──────── The records
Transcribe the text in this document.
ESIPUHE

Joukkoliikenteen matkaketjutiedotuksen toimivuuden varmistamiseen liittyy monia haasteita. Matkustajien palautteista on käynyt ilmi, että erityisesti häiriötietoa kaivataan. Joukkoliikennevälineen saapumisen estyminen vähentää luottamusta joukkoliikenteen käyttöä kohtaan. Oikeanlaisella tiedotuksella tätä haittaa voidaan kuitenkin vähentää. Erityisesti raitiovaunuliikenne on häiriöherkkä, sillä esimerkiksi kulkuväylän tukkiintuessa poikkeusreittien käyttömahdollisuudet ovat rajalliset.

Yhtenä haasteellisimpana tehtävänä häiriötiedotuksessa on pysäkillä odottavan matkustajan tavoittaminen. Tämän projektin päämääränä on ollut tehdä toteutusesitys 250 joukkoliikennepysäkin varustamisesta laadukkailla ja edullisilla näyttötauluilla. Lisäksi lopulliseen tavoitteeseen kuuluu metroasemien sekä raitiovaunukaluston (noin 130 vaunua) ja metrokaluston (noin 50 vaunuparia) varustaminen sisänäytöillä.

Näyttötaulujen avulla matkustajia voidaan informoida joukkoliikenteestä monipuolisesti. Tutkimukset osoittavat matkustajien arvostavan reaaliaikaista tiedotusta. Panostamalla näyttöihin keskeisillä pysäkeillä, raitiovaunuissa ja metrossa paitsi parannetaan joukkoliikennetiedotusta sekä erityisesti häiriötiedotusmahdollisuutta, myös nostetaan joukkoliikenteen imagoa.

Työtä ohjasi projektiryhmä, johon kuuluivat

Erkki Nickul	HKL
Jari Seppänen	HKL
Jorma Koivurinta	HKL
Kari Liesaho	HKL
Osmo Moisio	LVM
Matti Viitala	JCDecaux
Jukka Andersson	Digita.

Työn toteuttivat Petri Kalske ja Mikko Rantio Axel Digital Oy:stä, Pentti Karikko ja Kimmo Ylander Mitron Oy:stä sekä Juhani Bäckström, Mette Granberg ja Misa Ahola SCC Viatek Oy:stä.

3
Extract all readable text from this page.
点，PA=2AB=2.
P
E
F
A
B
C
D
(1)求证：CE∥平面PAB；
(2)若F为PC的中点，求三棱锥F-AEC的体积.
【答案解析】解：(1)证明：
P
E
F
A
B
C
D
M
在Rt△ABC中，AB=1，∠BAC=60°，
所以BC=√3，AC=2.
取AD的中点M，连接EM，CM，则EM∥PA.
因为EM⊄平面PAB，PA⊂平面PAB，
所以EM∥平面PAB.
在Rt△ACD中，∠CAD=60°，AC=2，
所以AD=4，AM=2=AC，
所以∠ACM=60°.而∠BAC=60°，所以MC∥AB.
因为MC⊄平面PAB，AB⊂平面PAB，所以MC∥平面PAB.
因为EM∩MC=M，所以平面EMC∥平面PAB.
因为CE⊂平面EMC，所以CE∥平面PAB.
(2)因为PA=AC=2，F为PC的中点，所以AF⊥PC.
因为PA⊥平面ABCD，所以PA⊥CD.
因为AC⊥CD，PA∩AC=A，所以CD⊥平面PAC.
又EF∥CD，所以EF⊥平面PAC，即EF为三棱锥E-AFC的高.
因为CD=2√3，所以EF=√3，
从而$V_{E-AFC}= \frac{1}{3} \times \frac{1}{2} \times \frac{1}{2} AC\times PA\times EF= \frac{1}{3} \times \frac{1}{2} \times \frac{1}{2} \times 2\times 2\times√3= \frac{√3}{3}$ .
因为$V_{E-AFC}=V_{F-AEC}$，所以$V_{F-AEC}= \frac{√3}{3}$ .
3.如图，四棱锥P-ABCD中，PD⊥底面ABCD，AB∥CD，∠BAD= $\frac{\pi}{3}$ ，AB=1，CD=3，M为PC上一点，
────────────────
What you will do —
Write out the whole listing exactly.

Solved problem —
Transcribe the text in this document.
ESIPUHE

Joukkoliikenteen matkaketjutiedotuksen toimivuuden varmistamiseen liittyy monia haasteita. Matkustajien palautteista on käynyt ilmi, että erityisesti häiriötietoa kaivataan. Joukkoliikennevälineen saapumisen estyminen vähentää luottamusta joukkoliikenteen käyttöä kohtaan. Oikeanlaisella tiedotuksella tätä haittaa voidaan kuitenkin vähentää. Erityisesti raitiovaunuliikenne on häiriöherkkä, sillä esimerkiksi kulkuväylän tukkiintuessa poikkeusreittien käyttömahdollisuudet ovat rajalliset.

Yhtenä haasteellisimpana tehtävänä häiriötiedotuksessa on pysäkillä odottavan matkustajan tavoittaminen. Tämän projektin päämääränä on ollut tehdä toteutusesitys 250 joukkoliikennepysäkin varustamisesta laadukkailla ja edullisilla näyttötauluilla. Lisäksi lopulliseen tavoitteeseen kuuluu metroasemien sekä raitiovaunukaluston (noin 130 vaunua) ja metrokaluston (noin 50 vaunuparia) varustaminen sisänäytöillä.

Näyttötaulujen avulla matkustajia voidaan informoida joukkoliikenteestä monipuolisesti. Tutkimukset osoittavat matkustajien arvostavan reaaliaikaista tiedotusta. Panostamalla näyttöihin keskeisillä pysäkeillä, raitiovaunuissa ja metrossa paitsi parannetaan joukkoliikennetiedotusta sekä erityisesti häiriötiedotusmahdollisuutta, myös nostetaan joukkoliikenteen imagoa.

Työtä ohjasi projektiryhmä, johon kuuluivat

Erkki Nickul	HKL
Jari Seppänen	HKL
Jorma Koivurinta	HKL
Kari Liesaho	HKL
Osmo Moisio	LVM
Matti Viitala	JCDecaux
Jukka Andersson	Digita.

Työn toteuttivat Petri Kalske ja Mikko Rantio Axel Digital Oy:stä, Pentti Karikko ja Kimmo Ylander Mitron Oy:stä sekä Juhani Bäckström, Mette Granberg ja Misa Ahola SCC Viatek Oy:stä.

3
Extract all readable text from this page.
点，PA=2AB=2.
P
E
F
A
B
C
D
(1)求证：CE∥平面PAB；
(2)若F为PC的中点，求三棱锥F-AEC的体积.
【答案解析】解：(1)证明：
P
E
F
A
B
C
D
M
在Rt△ABC中，AB=1，∠BAC=60°，
所以BC=√3，AC=2.
取AD的中点M，连接EM，CM，则EM∥PA.
因为EM⊄平面PAB，PA⊂平面PAB，
所以EM∥平面PAB.
在Rt△ACD中，∠CAD=60°，AC=2，
所以AD=4，AM=2=AC，
所以∠ACM=60°.而∠BAC=60°，所以MC∥AB.
因为MC⊄平面PAB，AB⊂平面PAB，所以MC∥平面PAB.
因为EM∩MC=M，所以平面EMC∥平面PAB.
因为CE⊂平面EMC，所以CE∥平面PAB.
(2)因为PA=AC=2，F为PC的中点，所以AF⊥PC.
因为PA⊥平面ABCD，所以PA⊥CD.
因为AC⊥CD，PA∩AC=A，所以CD⊥平面PAC.
又EF∥CD，所以EF⊥平面PAC，即EF为三棱锥E-AFC的高.
因为CD=2√3，所以EF=√3，
从而$V_{E-AFC}= \frac{1}{3} \times \frac{1}{2} \times \frac{1}{2} AC\times PA\times EF= \frac{1}{3} \times \frac{1}{2} \times \frac{1}{2} \times 2\times 2\times√3= \frac{√3}{3}$ .
因为$V_{E-AFC}=V_{F-AEC}$，所以$V_{F-AEC}= \frac{√3}{3}$ .
3.如图，四棱锥P-ABCD中，PD⊥底面ABCD，AB∥CD，∠BAD= $\frac{\pi}{3}$ ，AB=1，CD=3，M为PC上一点，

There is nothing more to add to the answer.